WHAT YOU SHOULD DO » Count how many lines below include the string "Setting", and give that number without anything else.

(Data extracted from a collection)
===============

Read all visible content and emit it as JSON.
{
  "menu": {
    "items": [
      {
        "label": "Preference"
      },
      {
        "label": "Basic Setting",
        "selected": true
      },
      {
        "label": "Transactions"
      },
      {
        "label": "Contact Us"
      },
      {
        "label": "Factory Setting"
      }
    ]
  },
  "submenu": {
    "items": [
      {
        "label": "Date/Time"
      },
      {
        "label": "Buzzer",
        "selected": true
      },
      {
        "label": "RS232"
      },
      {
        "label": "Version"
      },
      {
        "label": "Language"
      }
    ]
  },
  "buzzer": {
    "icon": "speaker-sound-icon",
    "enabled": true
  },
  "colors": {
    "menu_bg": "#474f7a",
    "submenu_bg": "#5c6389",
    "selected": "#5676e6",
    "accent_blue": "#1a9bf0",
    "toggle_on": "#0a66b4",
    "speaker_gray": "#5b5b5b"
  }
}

===============

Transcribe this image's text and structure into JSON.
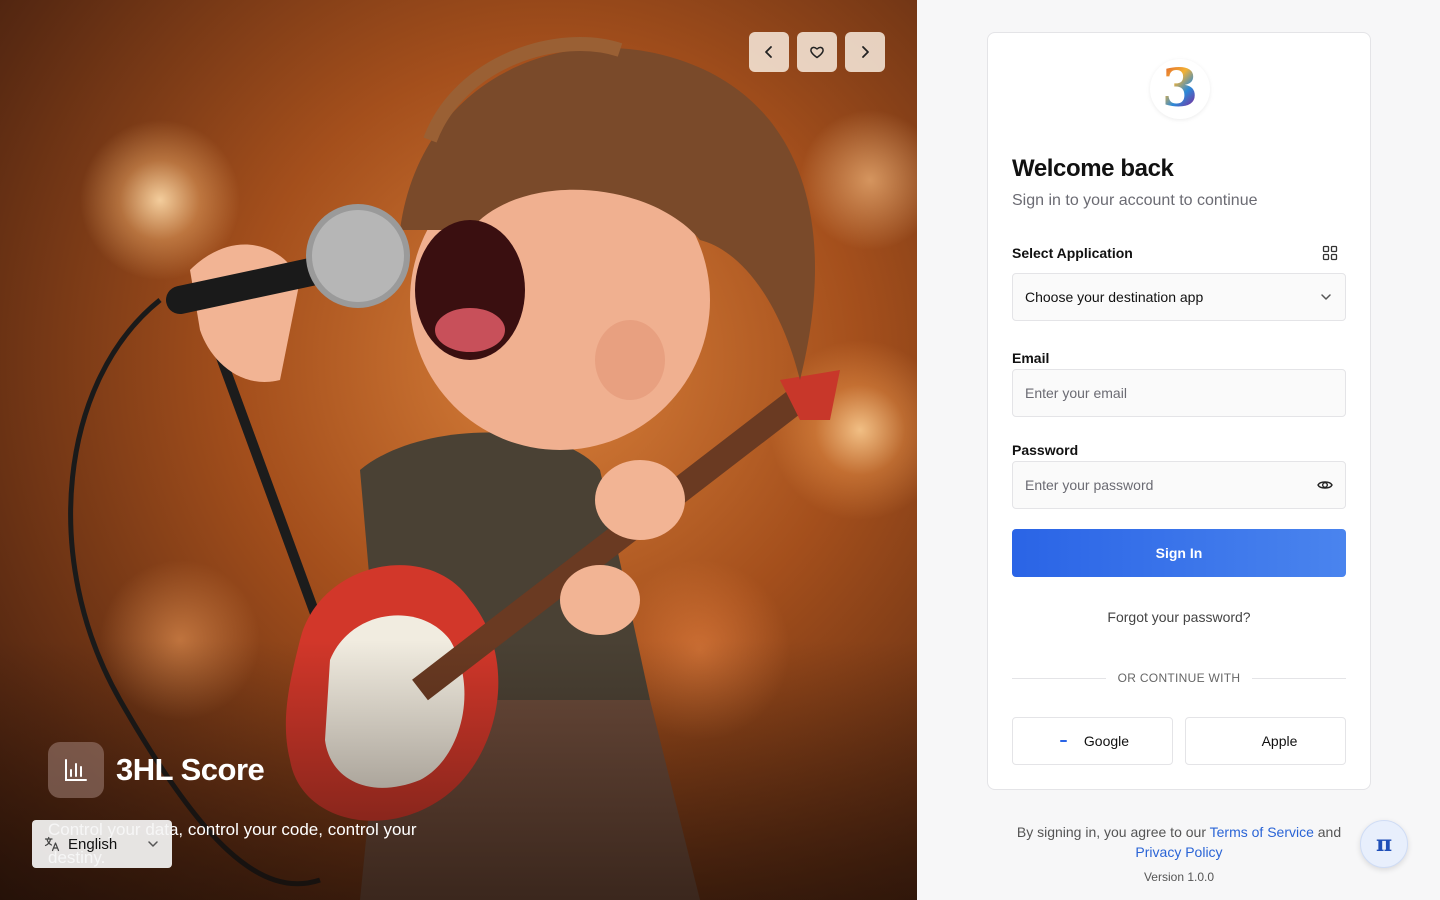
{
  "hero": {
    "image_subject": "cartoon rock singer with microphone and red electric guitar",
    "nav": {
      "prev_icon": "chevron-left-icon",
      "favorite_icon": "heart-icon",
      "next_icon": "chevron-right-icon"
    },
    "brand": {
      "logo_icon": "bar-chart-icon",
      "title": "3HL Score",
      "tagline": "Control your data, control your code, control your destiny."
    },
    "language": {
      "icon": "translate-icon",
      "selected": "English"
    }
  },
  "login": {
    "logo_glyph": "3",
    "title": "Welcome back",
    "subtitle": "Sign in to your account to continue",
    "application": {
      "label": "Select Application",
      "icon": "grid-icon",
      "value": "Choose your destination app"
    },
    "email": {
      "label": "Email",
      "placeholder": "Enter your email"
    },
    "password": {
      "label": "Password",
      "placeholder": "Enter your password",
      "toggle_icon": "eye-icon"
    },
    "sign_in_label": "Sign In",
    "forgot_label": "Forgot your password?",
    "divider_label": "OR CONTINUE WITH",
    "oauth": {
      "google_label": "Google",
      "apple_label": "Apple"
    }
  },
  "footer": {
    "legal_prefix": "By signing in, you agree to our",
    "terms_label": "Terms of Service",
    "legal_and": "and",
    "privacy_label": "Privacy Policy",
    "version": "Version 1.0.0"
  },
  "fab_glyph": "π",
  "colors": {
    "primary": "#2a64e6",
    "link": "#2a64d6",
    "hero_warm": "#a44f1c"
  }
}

===============

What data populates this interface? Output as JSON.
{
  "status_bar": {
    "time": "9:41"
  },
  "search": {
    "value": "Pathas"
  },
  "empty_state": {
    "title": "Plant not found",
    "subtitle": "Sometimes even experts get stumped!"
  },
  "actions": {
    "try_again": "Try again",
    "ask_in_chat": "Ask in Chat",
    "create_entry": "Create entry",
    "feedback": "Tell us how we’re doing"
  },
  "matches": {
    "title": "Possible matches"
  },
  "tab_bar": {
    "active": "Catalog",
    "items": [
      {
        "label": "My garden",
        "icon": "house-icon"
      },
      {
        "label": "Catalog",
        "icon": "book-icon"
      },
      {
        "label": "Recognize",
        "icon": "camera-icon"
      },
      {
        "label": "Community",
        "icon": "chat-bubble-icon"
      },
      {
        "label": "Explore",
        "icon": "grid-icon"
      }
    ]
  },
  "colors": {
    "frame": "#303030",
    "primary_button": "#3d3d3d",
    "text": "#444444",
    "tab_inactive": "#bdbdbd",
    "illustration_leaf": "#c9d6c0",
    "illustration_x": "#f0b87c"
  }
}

===============

FINISHED EXERCISE » 2